== Obiettivo assegnato ==
Prosegua il ricorso sulla legge finanziaria 2012 della Provincia Autonoma di Bolzano, riportato di seguito, riprendendo dopo la sua ultima frase.

== Brano da leggere ==
------------------------------------------------

La Provincia Autonoma di' Bolzano ha emanato la legge Provinciale indicata in epigrafe, costituente la Legge Finanziaria dell'ente territoriale autonomo per l'anno 2012. Alcune delle norme della Legge Provinciale in questione non risultano in linea con i principi costituzionali che presiedono al riparto delle competenze legislative ed amministrative tra Stato e Regioni; per tale motivo il Consiglio dei Ministri ha ritenuto di doverle impugnare, cd a tanto in effetti si provvede mediante il presente ricorso.
1. Art. 2, comma 6: contrasto con l'art. 117, secondo comma, lett. e), Cost., e con l'art. 73, comma 1-bis, dello Statuto speciale per il Trentino-Alto Adige (D.P.R. n. 670/1972).
L'art. 2, comma 6, della L.P. n. 15/2011, ha introdotto l'art. 21-quinquiesdecies alla L.P. n. 9/1998 (recante «Disposizioni finanziarie in connessione con l'assestamento del bilancio di previsione della provincia per l'anno finanziario 1998 e per il triennio 1998-2000 e norme legislative collegate»), del seguente testuale tenore: «L'aliquota dell'imposta sulle assicurazioni contro la responsabilita' civile derivante dalla circolazione dei veicoli a motore, esclusi i ciclomotori, al netto del contributo di cui all'art. 6, comma 1, lettera a), del decreto-legge 31 dicembre 1991, n. 419, e' ridotta di 3 punti percentuali per i versamenti effettuati a decorrere dal 1° gennaio 2012».
La disposizione prevede dunque che, a decorrere dal 1° gennaio 2012, l'aliquota della imposta sulle assicurazioni contro la responsabilita' civile derivante dalla circolazione dei veicoli a motore, esclusi i ciclomotori, sia ridotta di tre punti percentuali:
essa consiste pertanto in una modificazione dell'aliquota della menzionata imposta, eccedente rispetto a quanto in materia di tributi consentito all'ente provinciale dallo Statuto speciale per il Trentino-Alto Adige (D.P.R. n. 670/1972), ed al contempo impingente la competenza esclusiva dello Stato in materia di «sistema tributario» (lett. e) dell'art. 117, secondo comma, Cost.
In particolare l'art. 17, commi 1 e 2, del d.lgs. n. 68/2011 («Disposizioni in materia di autonomia di entrata delle regioni a statuto ordinario e delle province, nonche' di determinazione dei costi e dei fabbisogni standard nel settore sanitario», attuativo del c.d. federalismo fiscale di cui alla legge n. 42/2009), nel disciplinare l'imposta in questione, consente oggi - merce' il richiamo ai soli commi 2, 3 e 5 dell'art. 60 del d.lgs. n. 446/1997 - la modifica delle aliquote alle sole regioni a statuto ordinario.
L'esclusione delle regioni a statuto speciale e delle province autonome dal meccanismo normativo in questione, e quindi alla possibilita' di incidere sulle aliquote dell'imposta de qua, e' confermata dalla circostanza che il comma 5 del richiamato art. 17 del d.lgs. n. 68/2011 contemplava, in origine, anche gli enti regionali a statuto speciale e quelli provinciali di Trento e Bolzano, ma il relativo riferimento e' stato recentissimamente abrogato dall'art. 28, comma 11-bis, del decreto-legge n. 201/2011 (convertito con legge n. 214/2011).

------------------------------------------------

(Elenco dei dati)
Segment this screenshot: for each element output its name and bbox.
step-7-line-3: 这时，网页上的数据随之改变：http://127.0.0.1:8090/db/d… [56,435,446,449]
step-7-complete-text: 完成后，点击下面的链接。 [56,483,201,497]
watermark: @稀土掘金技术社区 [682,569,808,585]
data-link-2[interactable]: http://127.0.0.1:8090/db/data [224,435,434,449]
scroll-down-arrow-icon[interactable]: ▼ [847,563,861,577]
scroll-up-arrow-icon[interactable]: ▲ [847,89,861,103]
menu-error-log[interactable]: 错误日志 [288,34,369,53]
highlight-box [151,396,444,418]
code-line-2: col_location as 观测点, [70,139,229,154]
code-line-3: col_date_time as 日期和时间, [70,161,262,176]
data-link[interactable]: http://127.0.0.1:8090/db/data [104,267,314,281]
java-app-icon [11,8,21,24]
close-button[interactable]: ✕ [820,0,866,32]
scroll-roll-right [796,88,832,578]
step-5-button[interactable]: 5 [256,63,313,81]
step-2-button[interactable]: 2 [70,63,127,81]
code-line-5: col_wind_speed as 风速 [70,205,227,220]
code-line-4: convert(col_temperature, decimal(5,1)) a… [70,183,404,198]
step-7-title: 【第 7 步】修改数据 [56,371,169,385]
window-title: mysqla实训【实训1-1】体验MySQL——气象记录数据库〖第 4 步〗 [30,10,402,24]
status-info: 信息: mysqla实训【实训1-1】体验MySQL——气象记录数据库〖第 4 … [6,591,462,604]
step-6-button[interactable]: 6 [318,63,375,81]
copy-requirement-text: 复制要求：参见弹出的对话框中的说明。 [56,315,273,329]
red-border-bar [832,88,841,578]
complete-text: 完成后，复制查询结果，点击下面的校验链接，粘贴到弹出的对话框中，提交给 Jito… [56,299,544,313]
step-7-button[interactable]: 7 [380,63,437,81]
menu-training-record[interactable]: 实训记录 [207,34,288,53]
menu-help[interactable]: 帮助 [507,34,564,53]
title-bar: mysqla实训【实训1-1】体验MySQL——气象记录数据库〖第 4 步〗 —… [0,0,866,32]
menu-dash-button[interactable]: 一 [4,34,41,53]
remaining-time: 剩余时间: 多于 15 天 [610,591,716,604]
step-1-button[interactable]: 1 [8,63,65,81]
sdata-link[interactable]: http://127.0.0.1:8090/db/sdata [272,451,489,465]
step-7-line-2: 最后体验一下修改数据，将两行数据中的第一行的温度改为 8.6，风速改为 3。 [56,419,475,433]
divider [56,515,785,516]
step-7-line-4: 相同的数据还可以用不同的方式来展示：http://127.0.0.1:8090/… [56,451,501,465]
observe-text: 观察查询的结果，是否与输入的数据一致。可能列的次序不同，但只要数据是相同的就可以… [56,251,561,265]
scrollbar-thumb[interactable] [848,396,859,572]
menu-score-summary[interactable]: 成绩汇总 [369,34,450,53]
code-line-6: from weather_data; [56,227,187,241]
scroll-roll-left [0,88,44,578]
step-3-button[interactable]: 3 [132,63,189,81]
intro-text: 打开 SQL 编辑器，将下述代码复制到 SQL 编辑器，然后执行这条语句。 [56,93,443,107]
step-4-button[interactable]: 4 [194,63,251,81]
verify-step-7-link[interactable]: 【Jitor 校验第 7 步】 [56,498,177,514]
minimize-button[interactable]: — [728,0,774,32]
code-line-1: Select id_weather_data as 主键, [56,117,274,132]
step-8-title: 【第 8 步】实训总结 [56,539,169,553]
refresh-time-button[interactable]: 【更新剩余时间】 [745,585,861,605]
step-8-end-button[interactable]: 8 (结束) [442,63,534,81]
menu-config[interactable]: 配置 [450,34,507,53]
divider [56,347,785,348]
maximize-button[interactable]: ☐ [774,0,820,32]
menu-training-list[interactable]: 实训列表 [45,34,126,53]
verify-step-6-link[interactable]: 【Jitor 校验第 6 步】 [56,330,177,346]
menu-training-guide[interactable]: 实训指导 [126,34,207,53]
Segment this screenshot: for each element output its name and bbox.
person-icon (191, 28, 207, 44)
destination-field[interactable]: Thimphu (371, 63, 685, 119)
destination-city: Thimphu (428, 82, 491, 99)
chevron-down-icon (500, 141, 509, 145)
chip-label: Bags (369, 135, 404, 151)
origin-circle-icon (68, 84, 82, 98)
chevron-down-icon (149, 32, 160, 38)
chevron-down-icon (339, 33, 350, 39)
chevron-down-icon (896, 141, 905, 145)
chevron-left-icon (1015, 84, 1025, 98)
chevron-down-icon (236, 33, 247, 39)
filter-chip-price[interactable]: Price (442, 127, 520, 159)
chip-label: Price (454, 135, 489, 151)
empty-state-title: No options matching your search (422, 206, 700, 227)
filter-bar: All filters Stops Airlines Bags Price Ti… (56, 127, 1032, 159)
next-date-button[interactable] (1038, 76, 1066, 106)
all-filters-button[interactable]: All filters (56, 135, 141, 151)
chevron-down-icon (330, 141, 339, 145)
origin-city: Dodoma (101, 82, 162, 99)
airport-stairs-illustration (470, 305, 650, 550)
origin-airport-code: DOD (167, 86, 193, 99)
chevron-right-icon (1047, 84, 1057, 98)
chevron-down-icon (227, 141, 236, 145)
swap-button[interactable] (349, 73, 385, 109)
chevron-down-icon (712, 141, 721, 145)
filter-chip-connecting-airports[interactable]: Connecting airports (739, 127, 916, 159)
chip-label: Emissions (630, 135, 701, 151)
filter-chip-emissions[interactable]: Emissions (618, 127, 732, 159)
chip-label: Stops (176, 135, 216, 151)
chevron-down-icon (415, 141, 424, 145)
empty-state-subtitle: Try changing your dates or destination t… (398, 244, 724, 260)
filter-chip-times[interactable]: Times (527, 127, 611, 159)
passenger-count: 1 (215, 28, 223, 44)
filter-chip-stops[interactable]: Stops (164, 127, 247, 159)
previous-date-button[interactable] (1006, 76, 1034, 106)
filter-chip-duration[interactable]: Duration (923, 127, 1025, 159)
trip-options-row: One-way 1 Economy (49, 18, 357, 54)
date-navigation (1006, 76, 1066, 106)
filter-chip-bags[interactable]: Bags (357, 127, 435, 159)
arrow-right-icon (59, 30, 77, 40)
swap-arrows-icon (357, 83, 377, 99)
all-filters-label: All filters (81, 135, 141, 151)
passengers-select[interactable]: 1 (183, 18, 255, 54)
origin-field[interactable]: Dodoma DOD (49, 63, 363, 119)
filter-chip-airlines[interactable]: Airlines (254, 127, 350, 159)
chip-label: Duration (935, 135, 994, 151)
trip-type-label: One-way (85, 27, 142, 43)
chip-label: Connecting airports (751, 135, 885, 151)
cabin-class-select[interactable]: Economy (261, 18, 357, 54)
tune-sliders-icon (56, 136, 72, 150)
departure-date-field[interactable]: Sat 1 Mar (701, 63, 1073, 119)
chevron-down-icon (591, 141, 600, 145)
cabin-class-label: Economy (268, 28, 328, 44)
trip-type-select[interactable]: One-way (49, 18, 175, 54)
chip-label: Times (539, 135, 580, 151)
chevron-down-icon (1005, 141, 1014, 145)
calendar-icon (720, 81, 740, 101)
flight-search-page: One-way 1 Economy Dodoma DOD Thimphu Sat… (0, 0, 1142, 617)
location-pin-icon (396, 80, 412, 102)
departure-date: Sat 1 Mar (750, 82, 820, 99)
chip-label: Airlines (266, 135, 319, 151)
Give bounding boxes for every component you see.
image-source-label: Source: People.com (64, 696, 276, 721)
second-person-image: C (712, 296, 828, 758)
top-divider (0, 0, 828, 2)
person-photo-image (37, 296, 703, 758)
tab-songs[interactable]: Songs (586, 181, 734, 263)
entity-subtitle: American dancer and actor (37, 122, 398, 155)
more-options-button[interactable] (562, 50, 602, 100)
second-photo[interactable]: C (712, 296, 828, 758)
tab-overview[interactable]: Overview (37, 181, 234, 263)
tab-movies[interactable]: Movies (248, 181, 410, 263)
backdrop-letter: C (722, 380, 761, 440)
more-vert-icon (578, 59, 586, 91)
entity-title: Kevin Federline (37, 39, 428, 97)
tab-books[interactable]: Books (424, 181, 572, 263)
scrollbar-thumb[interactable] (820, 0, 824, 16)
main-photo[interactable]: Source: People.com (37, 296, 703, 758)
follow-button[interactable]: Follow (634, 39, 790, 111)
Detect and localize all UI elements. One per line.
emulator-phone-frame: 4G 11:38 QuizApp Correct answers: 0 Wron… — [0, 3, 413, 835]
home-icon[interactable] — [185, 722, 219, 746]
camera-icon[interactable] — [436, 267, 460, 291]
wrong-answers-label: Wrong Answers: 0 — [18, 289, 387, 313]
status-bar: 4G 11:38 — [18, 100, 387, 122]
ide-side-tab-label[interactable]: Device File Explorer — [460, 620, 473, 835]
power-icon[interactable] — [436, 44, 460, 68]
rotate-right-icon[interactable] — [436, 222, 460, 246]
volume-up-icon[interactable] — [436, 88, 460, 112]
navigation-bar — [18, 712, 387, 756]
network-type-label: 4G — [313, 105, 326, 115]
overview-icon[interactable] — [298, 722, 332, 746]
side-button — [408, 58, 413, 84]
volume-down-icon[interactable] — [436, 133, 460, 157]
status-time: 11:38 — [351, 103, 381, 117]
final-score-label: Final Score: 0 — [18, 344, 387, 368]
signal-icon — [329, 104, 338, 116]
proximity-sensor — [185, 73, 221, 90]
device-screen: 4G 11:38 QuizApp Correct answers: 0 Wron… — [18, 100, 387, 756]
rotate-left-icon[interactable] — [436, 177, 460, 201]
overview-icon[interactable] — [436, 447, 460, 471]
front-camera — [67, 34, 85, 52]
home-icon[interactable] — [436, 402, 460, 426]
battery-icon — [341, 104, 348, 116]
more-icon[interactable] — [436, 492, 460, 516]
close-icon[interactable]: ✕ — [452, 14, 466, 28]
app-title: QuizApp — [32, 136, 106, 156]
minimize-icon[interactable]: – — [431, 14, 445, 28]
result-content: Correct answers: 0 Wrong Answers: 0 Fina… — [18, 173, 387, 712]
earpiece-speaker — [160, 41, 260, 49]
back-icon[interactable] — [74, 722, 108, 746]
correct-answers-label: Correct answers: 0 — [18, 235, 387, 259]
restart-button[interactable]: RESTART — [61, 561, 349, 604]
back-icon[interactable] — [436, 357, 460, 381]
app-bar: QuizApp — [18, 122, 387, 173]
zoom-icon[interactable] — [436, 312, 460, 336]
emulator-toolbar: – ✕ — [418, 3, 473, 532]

------------------------------------------------

== Esito ==
Pertanto, l'intervento della Provincia sulle aliquote dell'imposta in discorso risulta violativo dell'art. 73, comma 1-bis, dello Statuto speciale per il Trentino-Alto Adige, che consente alle Province Autonome di modificare aliquote fiscali solo «relativamente
ai tributi erariali per i quali lo Stato ne prevede la possibilita'».
2. Art. 7, comma 4: contrasto con gli articoli 117, terzo comma, e 119 Cost.
L'art. 7, comma 4, della L.P. n. 15/2011, dispone quanto segue:
«Concorrono a determinare l'obiettivo complessivo di saldo finanziario dei comuni le economie di spesa risultanti dall'istituzione di unioni di comuni e da altre forme di collaborazione fra comuni per l'esercizio di servizi di interesse generale, che vengono fissati nell'ambito dell'accordo animale sulla finanza locale ai sensi dell'art. 12 della legge provinciale 14 febbraio 1992, n. 6, e successive modifiche».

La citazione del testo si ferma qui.